Do this => Give the count of lines holding the string "conditions" and nothing else.

---------- Records for the task ----------

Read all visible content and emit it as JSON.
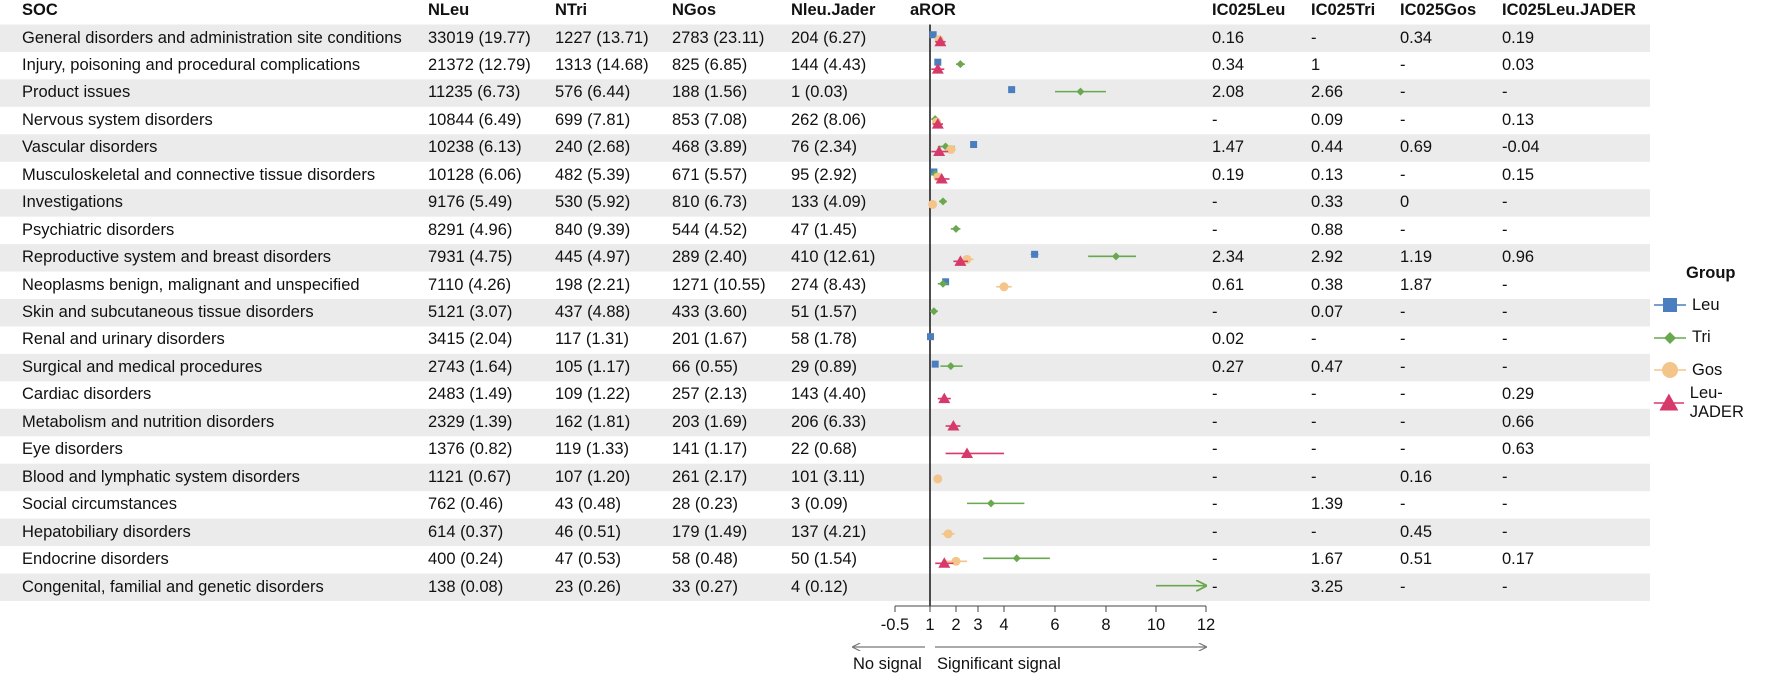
{
  "headers": {
    "soc": "SOC",
    "nleu": "NLeu",
    "ntri": "NTri",
    "ngos": "NGos",
    "njader": "Nleu.Jader",
    "aror": "aROR",
    "ic_leu": "IC025Leu",
    "ic_tri": "IC025Tri",
    "ic_gos": "IC025Gos",
    "ic_jader": "IC025Leu.JADER"
  },
  "rows": [
    {
      "soc": "General disorders and administration site conditions",
      "nleu": "33019 (19.77)",
      "ntri": "1227 (13.71)",
      "ngos": "2783 (23.11)",
      "njader": "204 (6.27)",
      "ic_leu": "0.16",
      "ic_tri": "-",
      "ic_gos": "0.34",
      "ic_jader": "0.19"
    },
    {
      "soc": "Injury, poisoning and procedural complications",
      "nleu": "21372 (12.79)",
      "ntri": "1313 (14.68)",
      "ngos": "825 (6.85)",
      "njader": "144 (4.43)",
      "ic_leu": "0.34",
      "ic_tri": "1",
      "ic_gos": "-",
      "ic_jader": "0.03"
    },
    {
      "soc": "Product issues",
      "nleu": "11235 (6.73)",
      "ntri": "576 (6.44)",
      "ngos": "188 (1.56)",
      "njader": "1 (0.03)",
      "ic_leu": "2.08",
      "ic_tri": "2.66",
      "ic_gos": "-",
      "ic_jader": "-"
    },
    {
      "soc": "Nervous system disorders",
      "nleu": "10844 (6.49)",
      "ntri": "699 (7.81)",
      "ngos": "853 (7.08)",
      "njader": "262 (8.06)",
      "ic_leu": "-",
      "ic_tri": "0.09",
      "ic_gos": "-",
      "ic_jader": "0.13"
    },
    {
      "soc": "Vascular disorders",
      "nleu": "10238 (6.13)",
      "ntri": "240 (2.68)",
      "ngos": "468 (3.89)",
      "njader": "76 (2.34)",
      "ic_leu": "1.47",
      "ic_tri": "0.44",
      "ic_gos": "0.69",
      "ic_jader": "-0.04"
    },
    {
      "soc": "Musculoskeletal and connective tissue disorders",
      "nleu": "10128 (6.06)",
      "ntri": "482 (5.39)",
      "ngos": "671 (5.57)",
      "njader": "95 (2.92)",
      "ic_leu": "0.19",
      "ic_tri": "0.13",
      "ic_gos": "-",
      "ic_jader": "0.15"
    },
    {
      "soc": "Investigations",
      "nleu": "9176 (5.49)",
      "ntri": "530 (5.92)",
      "ngos": "810 (6.73)",
      "njader": "133 (4.09)",
      "ic_leu": "-",
      "ic_tri": "0.33",
      "ic_gos": "0",
      "ic_jader": "-"
    },
    {
      "soc": "Psychiatric disorders",
      "nleu": "8291 (4.96)",
      "ntri": "840 (9.39)",
      "ngos": "544 (4.52)",
      "njader": "47 (1.45)",
      "ic_leu": "-",
      "ic_tri": "0.88",
      "ic_gos": "-",
      "ic_jader": "-"
    },
    {
      "soc": "Reproductive system and breast disorders",
      "nleu": "7931 (4.75)",
      "ntri": "445 (4.97)",
      "ngos": "289 (2.40)",
      "njader": "410 (12.61)",
      "ic_leu": "2.34",
      "ic_tri": "2.92",
      "ic_gos": "1.19",
      "ic_jader": "0.96"
    },
    {
      "soc": "Neoplasms benign, malignant and unspecified",
      "nleu": "7110 (4.26)",
      "ntri": "198 (2.21)",
      "ngos": "1271 (10.55)",
      "njader": "274 (8.43)",
      "ic_leu": "0.61",
      "ic_tri": "0.38",
      "ic_gos": "1.87",
      "ic_jader": "-"
    },
    {
      "soc": "Skin and subcutaneous tissue disorders",
      "nleu": "5121 (3.07)",
      "ntri": "437 (4.88)",
      "ngos": "433 (3.60)",
      "njader": "51 (1.57)",
      "ic_leu": "-",
      "ic_tri": "0.07",
      "ic_gos": "-",
      "ic_jader": "-"
    },
    {
      "soc": "Renal and urinary disorders",
      "nleu": "3415 (2.04)",
      "ntri": "117 (1.31)",
      "ngos": "201 (1.67)",
      "njader": "58 (1.78)",
      "ic_leu": "0.02",
      "ic_tri": "-",
      "ic_gos": "-",
      "ic_jader": "-"
    },
    {
      "soc": "Surgical and medical procedures",
      "nleu": "2743 (1.64)",
      "ntri": "105 (1.17)",
      "ngos": "66 (0.55)",
      "njader": "29 (0.89)",
      "ic_leu": "0.27",
      "ic_tri": "0.47",
      "ic_gos": "-",
      "ic_jader": "-"
    },
    {
      "soc": "Cardiac disorders",
      "nleu": "2483 (1.49)",
      "ntri": "109 (1.22)",
      "ngos": "257 (2.13)",
      "njader": "143 (4.40)",
      "ic_leu": "-",
      "ic_tri": "-",
      "ic_gos": "-",
      "ic_jader": "0.29"
    },
    {
      "soc": "Metabolism and nutrition disorders",
      "nleu": "2329 (1.39)",
      "ntri": "162 (1.81)",
      "ngos": "203 (1.69)",
      "njader": "206 (6.33)",
      "ic_leu": "-",
      "ic_tri": "-",
      "ic_gos": "-",
      "ic_jader": "0.66"
    },
    {
      "soc": "Eye disorders",
      "nleu": "1376 (0.82)",
      "ntri": "119 (1.33)",
      "ngos": "141 (1.17)",
      "njader": "22 (0.68)",
      "ic_leu": "-",
      "ic_tri": "-",
      "ic_gos": "-",
      "ic_jader": "0.63"
    },
    {
      "soc": "Blood and lymphatic system disorders",
      "nleu": "1121 (0.67)",
      "ntri": "107 (1.20)",
      "ngos": "261 (2.17)",
      "njader": "101 (3.11)",
      "ic_leu": "-",
      "ic_tri": "-",
      "ic_gos": "0.16",
      "ic_jader": "-"
    },
    {
      "soc": "Social circumstances",
      "nleu": "762 (0.46)",
      "ntri": "43 (0.48)",
      "ngos": "28 (0.23)",
      "njader": "3 (0.09)",
      "ic_leu": "-",
      "ic_tri": "1.39",
      "ic_gos": "-",
      "ic_jader": "-"
    },
    {
      "soc": "Hepatobiliary disorders",
      "nleu": "614 (0.37)",
      "ntri": "46 (0.51)",
      "ngos": "179 (1.49)",
      "njader": "137 (4.21)",
      "ic_leu": "-",
      "ic_tri": "-",
      "ic_gos": "0.45",
      "ic_jader": "-"
    },
    {
      "soc": "Endocrine disorders",
      "nleu": "400 (0.24)",
      "ntri": "47 (0.53)",
      "ngos": "58 (0.48)",
      "njader": "50 (1.54)",
      "ic_leu": "-",
      "ic_tri": "1.67",
      "ic_gos": "0.51",
      "ic_jader": "0.17"
    },
    {
      "soc": "Congenital, familial and genetic disorders",
      "nleu": "138 (0.08)",
      "ntri": "23 (0.26)",
      "ngos": "33 (0.27)",
      "njader": "4 (0.12)",
      "ic_leu": "-",
      "ic_tri": "3.25",
      "ic_gos": "-",
      "ic_jader": "-"
    }
  ],
  "chart_data": {
    "type": "scatter",
    "subtype": "forest-plot",
    "ylabel": "",
    "xlabel": "",
    "x_ticks": [
      -0.5,
      1,
      2,
      3,
      4,
      6,
      8,
      10,
      12
    ],
    "reference_line": 1,
    "annotations": {
      "left": "No signal",
      "right": "Significant signal"
    },
    "legend": {
      "title": "Group",
      "position": "right"
    },
    "categories": [
      "General disorders and administration site conditions",
      "Injury, poisoning and procedural complications",
      "Product issues",
      "Nervous system disorders",
      "Vascular disorders",
      "Musculoskeletal and connective tissue disorders",
      "Investigations",
      "Psychiatric disorders",
      "Reproductive system and breast disorders",
      "Neoplasms benign, malignant and unspecified",
      "Skin and subcutaneous tissue disorders",
      "Renal and urinary disorders",
      "Surgical and medical procedures",
      "Cardiac disorders",
      "Metabolism and nutrition disorders",
      "Eye disorders",
      "Blood and lymphatic system disorders",
      "Social circumstances",
      "Hepatobiliary disorders",
      "Endocrine disorders",
      "Congenital, familial and genetic disorders"
    ],
    "series": [
      {
        "name": "Leu",
        "shape": "square",
        "color": "#4a7ebf",
        "points": [
          {
            "row": 0,
            "x": 1.12,
            "lo": 1.1,
            "hi": 1.14
          },
          {
            "row": 1,
            "x": 1.3,
            "lo": 1.28,
            "hi": 1.32
          },
          {
            "row": 2,
            "x": 4.3,
            "lo": 4.2,
            "hi": 4.4
          },
          {
            "row": 4,
            "x": 2.8,
            "lo": 2.7,
            "hi": 2.9
          },
          {
            "row": 5,
            "x": 1.15,
            "lo": 1.12,
            "hi": 1.18
          },
          {
            "row": 8,
            "x": 5.2,
            "lo": 5.05,
            "hi": 5.35
          },
          {
            "row": 9,
            "x": 1.6,
            "lo": 1.55,
            "hi": 1.65
          },
          {
            "row": 11,
            "x": 1.02,
            "lo": 0.98,
            "hi": 1.06
          },
          {
            "row": 12,
            "x": 1.2,
            "lo": 1.15,
            "hi": 1.25
          }
        ]
      },
      {
        "name": "Tri",
        "shape": "diamond",
        "color": "#6aa84f",
        "points": [
          {
            "row": 1,
            "x": 2.2,
            "lo": 2.0,
            "hi": 2.4
          },
          {
            "row": 2,
            "x": 7.0,
            "lo": 6.0,
            "hi": 8.0
          },
          {
            "row": 3,
            "x": 1.2,
            "lo": 1.05,
            "hi": 1.35
          },
          {
            "row": 4,
            "x": 1.6,
            "lo": 1.3,
            "hi": 1.95
          },
          {
            "row": 5,
            "x": 1.2,
            "lo": 1.05,
            "hi": 1.35
          },
          {
            "row": 6,
            "x": 1.5,
            "lo": 1.35,
            "hi": 1.65
          },
          {
            "row": 7,
            "x": 2.0,
            "lo": 1.8,
            "hi": 2.2
          },
          {
            "row": 8,
            "x": 8.4,
            "lo": 7.3,
            "hi": 9.2
          },
          {
            "row": 9,
            "x": 1.5,
            "lo": 1.3,
            "hi": 1.7
          },
          {
            "row": 10,
            "x": 1.15,
            "lo": 1.0,
            "hi": 1.3
          },
          {
            "row": 12,
            "x": 1.8,
            "lo": 1.4,
            "hi": 2.3
          },
          {
            "row": 17,
            "x": 3.5,
            "lo": 2.5,
            "hi": 4.8
          },
          {
            "row": 19,
            "x": 4.5,
            "lo": 3.2,
            "hi": 5.8
          },
          {
            "row": 20,
            "x": 11.0,
            "lo": 10.0,
            "hi": 12.0,
            "arrow": true
          }
        ]
      },
      {
        "name": "Gos",
        "shape": "circle",
        "color": "#f3c58a",
        "points": [
          {
            "row": 0,
            "x": 1.35,
            "lo": 1.3,
            "hi": 1.4
          },
          {
            "row": 3,
            "x": 1.25,
            "lo": 1.15,
            "hi": 1.35
          },
          {
            "row": 4,
            "x": 1.8,
            "lo": 1.6,
            "hi": 2.0
          },
          {
            "row": 5,
            "x": 1.3,
            "lo": 1.2,
            "hi": 1.4
          },
          {
            "row": 6,
            "x": 1.1,
            "lo": 1.0,
            "hi": 1.2
          },
          {
            "row": 8,
            "x": 2.5,
            "lo": 2.25,
            "hi": 2.8
          },
          {
            "row": 9,
            "x": 4.0,
            "lo": 3.7,
            "hi": 4.3
          },
          {
            "row": 16,
            "x": 1.3,
            "lo": 1.15,
            "hi": 1.45
          },
          {
            "row": 18,
            "x": 1.7,
            "lo": 1.45,
            "hi": 1.95
          },
          {
            "row": 19,
            "x": 2.0,
            "lo": 1.6,
            "hi": 2.5
          }
        ]
      },
      {
        "name": "Leu-JADER",
        "shape": "triangle",
        "color": "#d63a6a",
        "points": [
          {
            "row": 0,
            "x": 1.4,
            "lo": 1.2,
            "hi": 1.6
          },
          {
            "row": 1,
            "x": 1.3,
            "lo": 1.05,
            "hi": 1.55
          },
          {
            "row": 3,
            "x": 1.3,
            "lo": 1.1,
            "hi": 1.5
          },
          {
            "row": 4,
            "x": 1.35,
            "lo": 1.05,
            "hi": 1.7
          },
          {
            "row": 5,
            "x": 1.45,
            "lo": 1.2,
            "hi": 1.75
          },
          {
            "row": 8,
            "x": 2.2,
            "lo": 1.9,
            "hi": 2.55
          },
          {
            "row": 13,
            "x": 1.55,
            "lo": 1.3,
            "hi": 1.8
          },
          {
            "row": 14,
            "x": 1.9,
            "lo": 1.6,
            "hi": 2.2
          },
          {
            "row": 15,
            "x": 2.5,
            "lo": 1.6,
            "hi": 4.0
          },
          {
            "row": 19,
            "x": 1.55,
            "lo": 1.2,
            "hi": 1.9
          }
        ]
      }
    ]
  }
}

----------

Solution to the problem => 2